Data extracted from a collection:
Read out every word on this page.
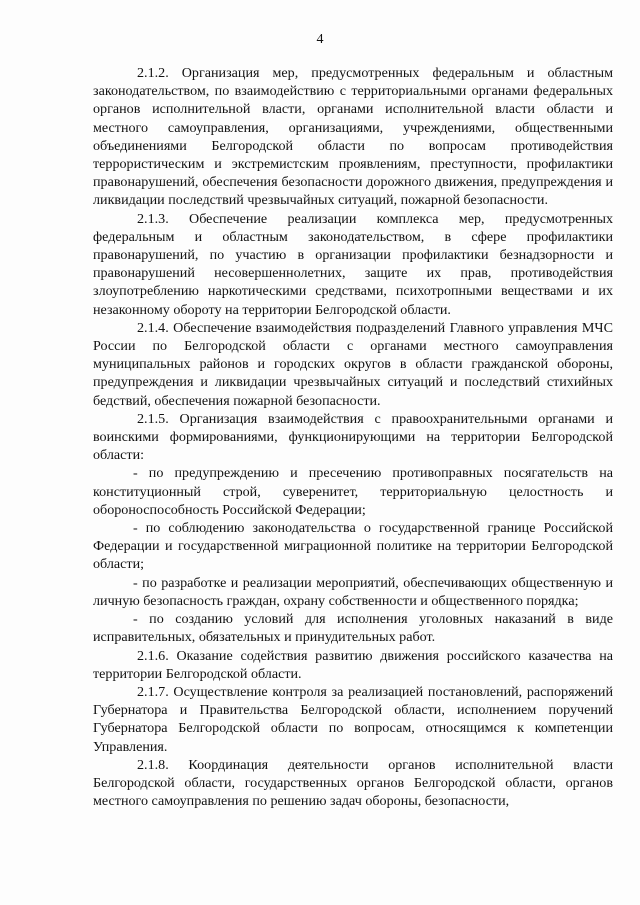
4

2.1.2. Организация мер, предусмотренных федеральным и областным законодательством, по взаимодействию с территориальными органами федеральных органов исполнительной власти, органами исполнительной власти области и местного самоуправления, организациями, учреждениями, общественными объединениями Белгородской области по вопросам противодействия террористическим и экстремистским проявлениям, преступности, профилактики правонарушений, обеспечения безопасности дорожного движения, предупреждения и ликвидации последствий чрезвычайных ситуаций, пожарной безопасности.

2.1.3. Обеспечение реализации комплекса мер, предусмотренных федеральным и областным законодательством, в сфере профилактики правонарушений, по участию в организации профилактики безнадзорности и правонарушений несовершеннолетних, защите их прав, противодействия злоупотреблению наркотическими средствами, психотропными веществами и их незаконному обороту на территории Белгородской области.

2.1.4. Обеспечение взаимодействия подразделений Главного управления МЧС России по Белгородской области с органами местного самоуправления муниципальных районов и городских округов в области гражданской обороны, предупреждения и ликвидации чрезвычайных ситуаций и последствий стихийных бедствий, обеспечения пожарной безопасности.

2.1.5. Организация взаимодействия с правоохранительными органами и воинскими формированиями, функционирующими на территории Белгородской области:

- по предупреждению и пресечению противоправных посягательств на конституционный строй, суверенитет, территориальную целостность и обороноспособность Российской Федерации;

- по соблюдению законодательства о государственной границе Российской Федерации и государственной миграционной политике на территории Белгородской области;

- по разработке и реализации мероприятий, обеспечивающих общественную и личную безопасность граждан, охрану собственности и общественного порядка;

- по созданию условий для исполнения уголовных наказаний в виде исправительных, обязательных и принудительных работ.

2.1.6. Оказание содействия развитию движения российского казачества на территории Белгородской области.

2.1.7. Осуществление контроля за реализацией постановлений, распоряжений Губернатора и Правительства Белгородской области, исполнением поручений Губернатора Белгородской области по вопросам, относящимся к компетенции Управления.

2.1.8. Координация деятельности органов исполнительной власти Белгородской области, государственных органов Белгородской области, органов местного самоуправления по решению задач обороны, безопасности,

## To do
Go back to the records above and write them out exactly, without the pictures.

## Written answer
Read out every word on this page.
4

2.1.2. Организация мер, предусмотренных федеральным и областным законодательством, по взаимодействию с территориальными органами федеральных органов исполнительной власти, органами исполнительной власти области и местного самоуправления, организациями, учреждениями, общественными объединениями Белгородской области по вопросам противодействия террористическим и экстремистским проявлениям, преступности, профилактики правонарушений, обеспечения безопасности дорожного движения, предупреждения и ликвидации последствий чрезвычайных ситуаций, пожарной безопасности.

2.1.3. Обеспечение реализации комплекса мер, предусмотренных федеральным и областным законодательством, в сфере профилактики правонарушений, по участию в организации профилактики безнадзорности и правонарушений несовершеннолетних, защите их прав, противодействия злоупотреблению наркотическими средствами, психотропными веществами и их незаконному обороту на территории Белгородской области.

2.1.4. Обеспечение взаимодействия подразделений Главного управления МЧС России по Белгородской области с органами местного самоуправления муниципальных районов и городских округов в области гражданской обороны, предупреждения и ликвидации чрезвычайных ситуаций и последствий стихийных бедствий, обеспечения пожарной безопасности.

2.1.5. Организация взаимодействия с правоохранительными органами и воинскими формированиями, функционирующими на территории Белгородской области:

- по предупреждению и пресечению противоправных посягательств на конституционный строй, суверенитет, территориальную целостность и обороноспособность Российской Федерации;

- по соблюдению законодательства о государственной границе Российской Федерации и государственной миграционной политике на территории Белгородской области;

- по разработке и реализации мероприятий, обеспечивающих общественную и личную безопасность граждан, охрану собственности и общественного порядка;

- по созданию условий для исполнения уголовных наказаний в виде исправительных, обязательных и принудительных работ.

2.1.6. Оказание содействия развитию движения российского казачества на территории Белгородской области.

2.1.7. Осуществление контроля за реализацией постановлений, распоряжений Губернатора и Правительства Белгородской области, исполнением поручений Губернатора Белгородской области по вопросам, относящимся к компетенции Управления.

2.1.8. Координация деятельности органов исполнительной власти Белгородской области, государственных органов Белгородской области, органов местного самоуправления по решению задач обороны, безопасности,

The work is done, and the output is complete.